Task directions:
State the number of lines that include the string "this", and write nothing else.

BEGIN

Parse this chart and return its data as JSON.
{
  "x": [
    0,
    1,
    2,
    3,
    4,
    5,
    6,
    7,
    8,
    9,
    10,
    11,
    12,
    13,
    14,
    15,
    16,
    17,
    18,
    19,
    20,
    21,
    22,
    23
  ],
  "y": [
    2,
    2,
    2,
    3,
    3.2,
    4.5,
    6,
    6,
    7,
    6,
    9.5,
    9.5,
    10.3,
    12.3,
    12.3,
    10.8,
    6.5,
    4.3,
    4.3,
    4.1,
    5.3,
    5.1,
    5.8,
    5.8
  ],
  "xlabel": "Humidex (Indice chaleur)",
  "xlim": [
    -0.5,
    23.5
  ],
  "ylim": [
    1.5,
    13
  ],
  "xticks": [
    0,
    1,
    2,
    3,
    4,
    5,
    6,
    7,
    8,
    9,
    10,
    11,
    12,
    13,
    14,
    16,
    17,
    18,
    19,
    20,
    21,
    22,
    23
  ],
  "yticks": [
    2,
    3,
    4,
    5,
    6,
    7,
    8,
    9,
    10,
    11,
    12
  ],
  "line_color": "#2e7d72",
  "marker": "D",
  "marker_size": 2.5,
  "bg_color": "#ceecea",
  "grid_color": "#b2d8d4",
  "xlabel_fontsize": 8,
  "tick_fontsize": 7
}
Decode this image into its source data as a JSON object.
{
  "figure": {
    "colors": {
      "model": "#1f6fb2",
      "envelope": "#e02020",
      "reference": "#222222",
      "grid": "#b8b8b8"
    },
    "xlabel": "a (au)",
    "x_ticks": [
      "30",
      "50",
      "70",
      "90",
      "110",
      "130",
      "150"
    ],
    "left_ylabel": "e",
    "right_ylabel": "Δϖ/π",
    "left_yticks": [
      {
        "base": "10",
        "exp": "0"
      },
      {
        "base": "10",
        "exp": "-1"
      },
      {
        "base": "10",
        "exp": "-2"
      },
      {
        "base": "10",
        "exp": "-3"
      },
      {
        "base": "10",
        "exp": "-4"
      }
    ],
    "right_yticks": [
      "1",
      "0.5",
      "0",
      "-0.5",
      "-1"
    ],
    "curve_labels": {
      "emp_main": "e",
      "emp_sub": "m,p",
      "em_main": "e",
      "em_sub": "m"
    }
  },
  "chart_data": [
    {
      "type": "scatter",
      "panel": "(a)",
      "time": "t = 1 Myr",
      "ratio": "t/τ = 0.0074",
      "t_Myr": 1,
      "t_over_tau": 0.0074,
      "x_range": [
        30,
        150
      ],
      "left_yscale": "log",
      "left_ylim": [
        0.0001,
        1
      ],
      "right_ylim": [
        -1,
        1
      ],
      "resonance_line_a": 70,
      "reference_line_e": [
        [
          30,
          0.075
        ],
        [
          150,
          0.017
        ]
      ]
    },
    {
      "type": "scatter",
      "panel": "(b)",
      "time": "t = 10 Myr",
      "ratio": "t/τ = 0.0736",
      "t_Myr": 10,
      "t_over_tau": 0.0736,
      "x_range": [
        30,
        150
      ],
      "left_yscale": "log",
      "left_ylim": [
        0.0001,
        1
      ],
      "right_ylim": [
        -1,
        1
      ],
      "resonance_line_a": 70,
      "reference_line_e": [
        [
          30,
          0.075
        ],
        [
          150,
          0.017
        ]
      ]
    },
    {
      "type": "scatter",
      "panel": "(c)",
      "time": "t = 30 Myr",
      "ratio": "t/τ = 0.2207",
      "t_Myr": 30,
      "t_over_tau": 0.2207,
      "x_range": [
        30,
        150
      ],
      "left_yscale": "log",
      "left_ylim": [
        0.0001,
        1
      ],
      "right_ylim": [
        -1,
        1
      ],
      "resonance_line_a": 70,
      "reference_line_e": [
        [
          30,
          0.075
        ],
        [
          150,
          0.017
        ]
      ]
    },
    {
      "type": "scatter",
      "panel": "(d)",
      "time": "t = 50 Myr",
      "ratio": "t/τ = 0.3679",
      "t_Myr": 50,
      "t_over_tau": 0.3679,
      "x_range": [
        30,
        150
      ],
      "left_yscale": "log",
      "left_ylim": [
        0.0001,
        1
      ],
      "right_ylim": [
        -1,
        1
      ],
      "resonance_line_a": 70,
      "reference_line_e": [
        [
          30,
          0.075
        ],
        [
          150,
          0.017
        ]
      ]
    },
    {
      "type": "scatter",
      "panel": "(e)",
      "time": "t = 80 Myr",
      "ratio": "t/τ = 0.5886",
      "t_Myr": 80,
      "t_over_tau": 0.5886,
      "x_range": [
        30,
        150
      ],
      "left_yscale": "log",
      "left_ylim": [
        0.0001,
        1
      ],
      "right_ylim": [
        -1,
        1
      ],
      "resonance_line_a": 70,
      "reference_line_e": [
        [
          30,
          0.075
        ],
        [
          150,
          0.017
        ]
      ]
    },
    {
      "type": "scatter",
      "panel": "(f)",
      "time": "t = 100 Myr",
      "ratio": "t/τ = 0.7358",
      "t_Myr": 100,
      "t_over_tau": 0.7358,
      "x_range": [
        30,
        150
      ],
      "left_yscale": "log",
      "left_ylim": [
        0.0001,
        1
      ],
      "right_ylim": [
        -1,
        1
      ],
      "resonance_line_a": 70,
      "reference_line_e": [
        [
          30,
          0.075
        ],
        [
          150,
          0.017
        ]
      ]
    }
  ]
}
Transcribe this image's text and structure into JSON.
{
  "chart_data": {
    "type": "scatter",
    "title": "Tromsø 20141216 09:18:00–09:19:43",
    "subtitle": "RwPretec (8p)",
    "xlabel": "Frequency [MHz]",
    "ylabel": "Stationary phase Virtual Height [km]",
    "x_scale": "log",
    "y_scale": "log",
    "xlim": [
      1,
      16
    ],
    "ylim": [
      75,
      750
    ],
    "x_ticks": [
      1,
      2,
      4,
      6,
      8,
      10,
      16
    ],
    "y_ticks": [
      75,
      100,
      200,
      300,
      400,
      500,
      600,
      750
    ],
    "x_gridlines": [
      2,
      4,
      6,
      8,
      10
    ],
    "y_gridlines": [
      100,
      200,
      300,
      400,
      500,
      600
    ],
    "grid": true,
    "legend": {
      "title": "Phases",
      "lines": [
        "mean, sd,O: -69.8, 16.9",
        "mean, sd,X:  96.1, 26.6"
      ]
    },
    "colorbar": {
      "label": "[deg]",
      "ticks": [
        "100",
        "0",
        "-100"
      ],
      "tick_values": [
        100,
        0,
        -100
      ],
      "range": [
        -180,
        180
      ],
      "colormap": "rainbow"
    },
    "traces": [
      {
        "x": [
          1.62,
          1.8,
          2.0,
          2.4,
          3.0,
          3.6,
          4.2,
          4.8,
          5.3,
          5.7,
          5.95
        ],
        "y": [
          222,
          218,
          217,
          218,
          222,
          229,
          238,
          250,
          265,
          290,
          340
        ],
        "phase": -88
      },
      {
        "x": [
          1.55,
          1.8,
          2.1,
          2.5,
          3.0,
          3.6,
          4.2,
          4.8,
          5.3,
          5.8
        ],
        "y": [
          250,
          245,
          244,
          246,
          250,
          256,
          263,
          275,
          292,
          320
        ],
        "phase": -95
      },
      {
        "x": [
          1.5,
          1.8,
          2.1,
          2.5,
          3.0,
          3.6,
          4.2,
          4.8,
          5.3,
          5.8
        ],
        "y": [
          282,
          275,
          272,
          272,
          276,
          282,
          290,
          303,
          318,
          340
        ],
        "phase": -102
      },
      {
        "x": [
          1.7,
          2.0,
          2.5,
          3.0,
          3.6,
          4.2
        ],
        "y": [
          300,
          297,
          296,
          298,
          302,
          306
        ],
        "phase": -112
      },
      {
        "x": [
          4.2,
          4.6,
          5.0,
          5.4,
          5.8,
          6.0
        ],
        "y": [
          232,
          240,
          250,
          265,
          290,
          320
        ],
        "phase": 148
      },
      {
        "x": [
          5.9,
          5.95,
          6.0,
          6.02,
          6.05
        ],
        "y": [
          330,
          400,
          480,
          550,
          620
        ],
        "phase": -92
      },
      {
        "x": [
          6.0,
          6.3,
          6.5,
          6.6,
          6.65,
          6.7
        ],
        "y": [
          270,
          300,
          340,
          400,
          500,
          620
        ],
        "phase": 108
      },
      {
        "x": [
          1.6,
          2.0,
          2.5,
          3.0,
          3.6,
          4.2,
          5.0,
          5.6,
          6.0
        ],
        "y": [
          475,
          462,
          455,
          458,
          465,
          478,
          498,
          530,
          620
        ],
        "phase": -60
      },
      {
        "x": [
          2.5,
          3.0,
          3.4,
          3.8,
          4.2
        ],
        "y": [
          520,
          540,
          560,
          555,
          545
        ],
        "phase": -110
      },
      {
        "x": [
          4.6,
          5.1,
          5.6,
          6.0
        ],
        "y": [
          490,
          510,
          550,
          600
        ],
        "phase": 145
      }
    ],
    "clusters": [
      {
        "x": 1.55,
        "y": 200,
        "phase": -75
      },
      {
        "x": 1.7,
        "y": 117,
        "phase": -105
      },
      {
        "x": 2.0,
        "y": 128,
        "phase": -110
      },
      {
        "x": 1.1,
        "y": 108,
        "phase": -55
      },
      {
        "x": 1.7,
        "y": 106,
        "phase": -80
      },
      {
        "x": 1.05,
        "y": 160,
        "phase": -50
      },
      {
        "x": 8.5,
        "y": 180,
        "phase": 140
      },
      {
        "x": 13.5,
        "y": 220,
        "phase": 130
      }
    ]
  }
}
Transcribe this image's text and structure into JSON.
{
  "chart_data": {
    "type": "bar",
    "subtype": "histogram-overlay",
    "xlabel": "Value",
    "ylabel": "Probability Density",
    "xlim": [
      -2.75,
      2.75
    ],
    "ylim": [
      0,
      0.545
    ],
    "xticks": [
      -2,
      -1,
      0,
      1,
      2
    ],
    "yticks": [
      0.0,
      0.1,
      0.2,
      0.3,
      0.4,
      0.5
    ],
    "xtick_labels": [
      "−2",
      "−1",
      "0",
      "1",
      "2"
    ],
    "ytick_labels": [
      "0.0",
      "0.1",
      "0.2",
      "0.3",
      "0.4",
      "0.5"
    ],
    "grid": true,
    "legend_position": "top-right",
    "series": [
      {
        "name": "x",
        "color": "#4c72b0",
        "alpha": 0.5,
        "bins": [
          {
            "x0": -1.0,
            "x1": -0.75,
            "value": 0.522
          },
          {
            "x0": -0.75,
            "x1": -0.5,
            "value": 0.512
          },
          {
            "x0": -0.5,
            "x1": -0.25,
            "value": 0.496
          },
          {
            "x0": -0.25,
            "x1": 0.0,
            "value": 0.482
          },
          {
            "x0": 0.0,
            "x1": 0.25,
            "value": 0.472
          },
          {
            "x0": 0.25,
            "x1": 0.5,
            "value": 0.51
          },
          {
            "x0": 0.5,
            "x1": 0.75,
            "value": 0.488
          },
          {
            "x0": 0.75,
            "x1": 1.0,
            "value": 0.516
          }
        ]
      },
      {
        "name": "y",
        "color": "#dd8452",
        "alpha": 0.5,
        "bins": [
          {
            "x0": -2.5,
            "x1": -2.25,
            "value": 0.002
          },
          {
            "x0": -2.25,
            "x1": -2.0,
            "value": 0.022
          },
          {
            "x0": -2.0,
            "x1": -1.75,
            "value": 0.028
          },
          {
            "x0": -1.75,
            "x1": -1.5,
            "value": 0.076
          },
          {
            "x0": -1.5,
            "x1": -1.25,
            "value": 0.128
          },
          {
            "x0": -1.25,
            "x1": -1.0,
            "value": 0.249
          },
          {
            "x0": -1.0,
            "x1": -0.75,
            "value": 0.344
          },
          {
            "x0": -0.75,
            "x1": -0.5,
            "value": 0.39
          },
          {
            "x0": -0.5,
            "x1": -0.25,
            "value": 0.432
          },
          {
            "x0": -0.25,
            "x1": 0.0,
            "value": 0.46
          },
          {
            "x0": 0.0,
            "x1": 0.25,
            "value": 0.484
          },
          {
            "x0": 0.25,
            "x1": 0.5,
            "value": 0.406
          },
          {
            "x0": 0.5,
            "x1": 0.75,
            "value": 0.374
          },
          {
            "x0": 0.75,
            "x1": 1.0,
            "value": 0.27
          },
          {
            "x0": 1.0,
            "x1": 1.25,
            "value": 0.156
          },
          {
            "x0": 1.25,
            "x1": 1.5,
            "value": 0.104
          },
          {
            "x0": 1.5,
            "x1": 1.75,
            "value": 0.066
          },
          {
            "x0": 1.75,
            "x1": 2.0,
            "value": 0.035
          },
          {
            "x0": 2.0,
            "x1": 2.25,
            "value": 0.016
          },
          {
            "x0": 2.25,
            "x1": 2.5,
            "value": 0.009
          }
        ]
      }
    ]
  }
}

END

Written reply:
4